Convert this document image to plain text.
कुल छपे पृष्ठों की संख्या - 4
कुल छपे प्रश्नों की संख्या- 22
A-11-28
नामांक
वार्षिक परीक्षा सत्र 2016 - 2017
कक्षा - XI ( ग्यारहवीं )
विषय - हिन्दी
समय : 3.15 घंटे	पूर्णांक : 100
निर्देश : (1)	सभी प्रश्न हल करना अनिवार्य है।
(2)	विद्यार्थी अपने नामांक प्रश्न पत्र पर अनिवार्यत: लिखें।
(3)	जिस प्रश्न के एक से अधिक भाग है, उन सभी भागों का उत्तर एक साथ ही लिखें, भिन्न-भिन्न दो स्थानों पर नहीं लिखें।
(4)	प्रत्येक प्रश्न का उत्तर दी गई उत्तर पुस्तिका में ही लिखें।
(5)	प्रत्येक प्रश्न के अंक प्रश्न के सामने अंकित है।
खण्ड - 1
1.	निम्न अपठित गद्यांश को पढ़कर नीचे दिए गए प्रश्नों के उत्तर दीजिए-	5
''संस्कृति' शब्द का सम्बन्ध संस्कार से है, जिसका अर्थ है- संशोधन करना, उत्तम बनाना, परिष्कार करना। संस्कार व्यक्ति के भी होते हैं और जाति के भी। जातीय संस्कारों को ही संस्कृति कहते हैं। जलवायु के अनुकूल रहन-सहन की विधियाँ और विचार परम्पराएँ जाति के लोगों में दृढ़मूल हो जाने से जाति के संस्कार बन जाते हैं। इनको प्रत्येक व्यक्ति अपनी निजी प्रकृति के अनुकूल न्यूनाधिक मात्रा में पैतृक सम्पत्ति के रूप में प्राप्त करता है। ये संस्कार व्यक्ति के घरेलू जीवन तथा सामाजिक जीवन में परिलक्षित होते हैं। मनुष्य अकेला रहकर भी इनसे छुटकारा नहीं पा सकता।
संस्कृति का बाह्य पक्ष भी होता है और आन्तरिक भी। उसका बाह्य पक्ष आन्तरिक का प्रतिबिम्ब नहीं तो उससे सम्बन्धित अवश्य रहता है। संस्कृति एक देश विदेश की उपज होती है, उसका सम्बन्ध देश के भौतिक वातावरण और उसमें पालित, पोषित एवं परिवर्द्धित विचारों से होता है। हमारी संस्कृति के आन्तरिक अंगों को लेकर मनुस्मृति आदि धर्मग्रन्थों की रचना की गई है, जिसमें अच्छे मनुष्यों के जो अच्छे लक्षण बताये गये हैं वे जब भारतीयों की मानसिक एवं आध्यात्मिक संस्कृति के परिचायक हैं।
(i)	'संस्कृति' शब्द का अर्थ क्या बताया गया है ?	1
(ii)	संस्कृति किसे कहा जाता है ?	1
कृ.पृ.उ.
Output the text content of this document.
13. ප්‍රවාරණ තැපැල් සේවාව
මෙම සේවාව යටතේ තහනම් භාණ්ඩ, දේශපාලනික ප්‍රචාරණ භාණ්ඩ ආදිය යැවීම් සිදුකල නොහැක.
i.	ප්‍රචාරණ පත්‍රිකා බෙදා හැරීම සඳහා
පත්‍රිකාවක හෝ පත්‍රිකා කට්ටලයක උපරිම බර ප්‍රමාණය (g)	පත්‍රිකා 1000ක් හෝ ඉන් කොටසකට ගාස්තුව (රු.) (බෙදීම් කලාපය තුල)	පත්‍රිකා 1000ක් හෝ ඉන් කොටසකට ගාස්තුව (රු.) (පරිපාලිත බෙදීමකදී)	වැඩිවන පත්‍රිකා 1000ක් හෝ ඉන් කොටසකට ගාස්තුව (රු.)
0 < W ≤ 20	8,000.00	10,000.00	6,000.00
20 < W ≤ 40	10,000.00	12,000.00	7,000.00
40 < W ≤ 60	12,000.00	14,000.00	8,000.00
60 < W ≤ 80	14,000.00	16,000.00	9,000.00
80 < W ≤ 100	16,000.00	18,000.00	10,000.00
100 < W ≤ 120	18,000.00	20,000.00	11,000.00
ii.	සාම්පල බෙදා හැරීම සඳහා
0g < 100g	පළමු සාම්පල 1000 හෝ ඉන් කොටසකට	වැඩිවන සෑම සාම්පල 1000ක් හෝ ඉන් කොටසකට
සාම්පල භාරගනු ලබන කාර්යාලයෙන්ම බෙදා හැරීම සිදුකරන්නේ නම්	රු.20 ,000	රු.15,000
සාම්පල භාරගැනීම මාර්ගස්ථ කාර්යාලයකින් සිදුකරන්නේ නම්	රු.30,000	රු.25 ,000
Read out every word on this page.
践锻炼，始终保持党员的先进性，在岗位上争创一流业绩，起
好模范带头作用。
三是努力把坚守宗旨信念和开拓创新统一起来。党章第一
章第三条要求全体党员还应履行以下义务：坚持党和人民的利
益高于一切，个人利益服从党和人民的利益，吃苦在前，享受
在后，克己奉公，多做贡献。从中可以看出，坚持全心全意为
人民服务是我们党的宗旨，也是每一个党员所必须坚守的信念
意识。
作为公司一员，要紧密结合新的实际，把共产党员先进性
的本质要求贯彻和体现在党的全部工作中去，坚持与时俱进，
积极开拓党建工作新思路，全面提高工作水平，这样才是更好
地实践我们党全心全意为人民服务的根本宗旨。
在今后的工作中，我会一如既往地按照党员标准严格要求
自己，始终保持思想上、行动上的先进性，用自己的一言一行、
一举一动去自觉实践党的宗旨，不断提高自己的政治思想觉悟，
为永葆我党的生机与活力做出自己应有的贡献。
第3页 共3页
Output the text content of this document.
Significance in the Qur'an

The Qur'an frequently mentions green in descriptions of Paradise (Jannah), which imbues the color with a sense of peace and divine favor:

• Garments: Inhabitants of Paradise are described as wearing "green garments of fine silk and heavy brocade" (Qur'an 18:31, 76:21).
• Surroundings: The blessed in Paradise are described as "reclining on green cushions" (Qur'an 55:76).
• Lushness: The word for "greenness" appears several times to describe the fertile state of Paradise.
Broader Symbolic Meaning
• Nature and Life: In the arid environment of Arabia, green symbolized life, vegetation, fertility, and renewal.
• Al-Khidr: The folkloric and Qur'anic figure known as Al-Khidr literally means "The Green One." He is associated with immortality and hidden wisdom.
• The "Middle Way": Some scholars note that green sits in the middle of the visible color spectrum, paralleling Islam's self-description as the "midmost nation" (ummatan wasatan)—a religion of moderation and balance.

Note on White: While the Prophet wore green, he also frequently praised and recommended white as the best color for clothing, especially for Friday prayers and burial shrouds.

-------

-- TASK INSTRUCTIONS --
All of the entries must be quoted exactly; please include each one.

-- THE REPLY --
Convert this document image to plain text.
कुल छपे पृष्ठों की संख्या - 4
कुल छपे प्रश्नों की संख्या- 22
A-11-28
नामांक
वार्षिक परीक्षा सत्र 2016 - 2017
कक्षा - XI ( ग्यारहवीं )
विषय - हिन्दी
समय : 3.15 घंटे	पूर्णांक : 100
निर्देश : (1)	सभी प्रश्न हल करना अनिवार्य है।
(2)	विद्यार्थी अपने नामांक प्रश्न पत्र पर अनिवार्यत: लिखें।
(3)	जिस प्रश्न के एक से अधिक भाग है, उन सभी भागों का उत्तर एक साथ ही लिखें, भिन्न-भिन्न दो स्थानों पर नहीं लिखें।
(4)	प्रत्येक प्रश्न का उत्तर दी गई उत्तर पुस्तिका में ही लिखें।
(5)	प्रत्येक प्रश्न के अंक प्रश्न के सामने अंकित है।
खण्ड - 1
1.	निम्न अपठित गद्यांश को पढ़कर नीचे दिए गए प्रश्नों के उत्तर दीजिए-	5
''संस्कृति' शब्द का सम्बन्ध संस्कार से है, जिसका अर्थ है- संशोधन करना, उत्तम बनाना, परिष्कार करना। संस्कार व्यक्ति के भी होते हैं और जाति के भी। जातीय संस्कारों को ही संस्कृति कहते हैं। जलवायु के अनुकूल रहन-सहन की विधियाँ और विचार परम्पराएँ जाति के लोगों में दृढ़मूल हो जाने से जाति के संस्कार बन जाते हैं। इनको प्रत्येक व्यक्ति अपनी निजी प्रकृति के अनुकूल न्यूनाधिक मात्रा में पैतृक सम्पत्ति के रूप में प्राप्त करता है। ये संस्कार व्यक्ति के घरेलू जीवन तथा सामाजिक जीवन में परिलक्षित होते हैं। मनुष्य अकेला रहकर भी इनसे छुटकारा नहीं पा सकता।
संस्कृति का बाह्य पक्ष भी होता है और आन्तरिक भी। उसका बाह्य पक्ष आन्तरिक का प्रतिबिम्ब नहीं तो उससे सम्बन्धित अवश्य रहता है। संस्कृति एक देश विदेश की उपज होती है, उसका सम्बन्ध देश के भौतिक वातावरण और उसमें पालित, पोषित एवं परिवर्द्धित विचारों से होता है। हमारी संस्कृति के आन्तरिक अंगों को लेकर मनुस्मृति आदि धर्मग्रन्थों की रचना की गई है, जिसमें अच्छे मनुष्यों के जो अच्छे लक्षण बताये गये हैं वे जब भारतीयों की मानसिक एवं आध्यात्मिक संस्कृति के परिचायक हैं।
(i)	'संस्कृति' शब्द का अर्थ क्या बताया गया है ?	1
(ii)	संस्कृति किसे कहा जाता है ?	1
कृ.पृ.उ.
Output the text content of this document.
13. ප්‍රවාරණ තැපැල් සේවාව
මෙම සේවාව යටතේ තහනම් භාණ්ඩ, දේශපාලනික ප්‍රචාරණ භාණ්ඩ ආදිය යැවීම් සිදුකල නොහැක.
i.	ප්‍රචාරණ පත්‍රිකා බෙදා හැරීම සඳහා
පත්‍රිකාවක හෝ පත්‍රිකා කට්ටලයක උපරිම බර ප්‍රමාණය (g)	පත්‍රිකා 1000ක් හෝ ඉන් කොටසකට ගාස්තුව (රු.) (බෙදීම් කලාපය තුල)	පත්‍රිකා 1000ක් හෝ ඉන් කොටසකට ගාස්තුව (රු.) (පරිපාලිත බෙදීමකදී)	වැඩිවන පත්‍රිකා 1000ක් හෝ ඉන් කොටසකට ගාස්තුව (රු.)
0 < W ≤ 20	8,000.00	10,000.00	6,000.00
20 < W ≤ 40	10,000.00	12,000.00	7,000.00
40 < W ≤ 60	12,000.00	14,000.00	8,000.00
60 < W ≤ 80	14,000.00	16,000.00	9,000.00
80 < W ≤ 100	16,000.00	18,000.00	10,000.00
100 < W ≤ 120	18,000.00	20,000.00	11,000.00
ii.	සාම්පල බෙදා හැරීම සඳහා
0g < 100g	පළමු සාම්පල 1000 හෝ ඉන් කොටසකට	වැඩිවන සෑම සාම්පල 1000ක් හෝ ඉන් කොටසකට
සාම්පල භාරගනු ලබන කාර්යාලයෙන්ම බෙදා හැරීම සිදුකරන්නේ නම්	රු.20 ,000	රු.15,000
සාම්පල භාරගැනීම මාර්ගස්ථ කාර්යාලයකින් සිදුකරන්නේ නම්	රු.30,000	රු.25 ,000
Read out every word on this page.
践锻炼，始终保持党员的先进性，在岗位上争创一流业绩，起
好模范带头作用。
三是努力把坚守宗旨信念和开拓创新统一起来。党章第一
章第三条要求全体党员还应履行以下义务：坚持党和人民的利
益高于一切，个人利益服从党和人民的利益，吃苦在前，享受
在后，克己奉公，多做贡献。从中可以看出，坚持全心全意为
人民服务是我们党的宗旨，也是每一个党员所必须坚守的信念
意识。
作为公司一员，要紧密结合新的实际，把共产党员先进性
的本质要求贯彻和体现在党的全部工作中去，坚持与时俱进，
积极开拓党建工作新思路，全面提高工作水平，这样才是更好
地实践我们党全心全意为人民服务的根本宗旨。
在今后的工作中，我会一如既往地按照党员标准严格要求
自己，始终保持思想上、行动上的先进性，用自己的一言一行、
一举一动去自觉实践党的宗旨，不断提高自己的政治思想觉悟，
为永葆我党的生机与活力做出自己应有的贡献。
第3页 共3页
Output the text content of this document.
Significance in the Qur'an

The Qur'an frequently mentions green in descriptions of Paradise (Jannah), which imbues the color with a sense of peace and divine favor:

• Garments: Inhabitants of Paradise are described as wearing "green garments of fine silk and heavy brocade" (Qur'an 18:31, 76:21).
• Surroundings: The blessed in Paradise are described as "reclining on green cushions" (Qur'an 55:76).
• Lushness: The word for "greenness" appears several times to describe the fertile state of Paradise.
Broader Symbolic Meaning
• Nature and Life: In the arid environment of Arabia, green symbolized life, vegetation, fertility, and renewal.
• Al-Khidr: The folkloric and Qur'anic figure known as Al-Khidr literally means "The Green One." He is associated with immortality and hidden wisdom.
• The "Middle Way": Some scholars note that green sits in the middle of the visible color spectrum, paralleling Islam's self-description as the "midmost nation" (ummatan wasatan)—a religion of moderation and balance.

Note on White: While the Prophet wore green, he also frequently praised and recommended white as the best color for clothing, especially for Friday prayers and burial shrouds.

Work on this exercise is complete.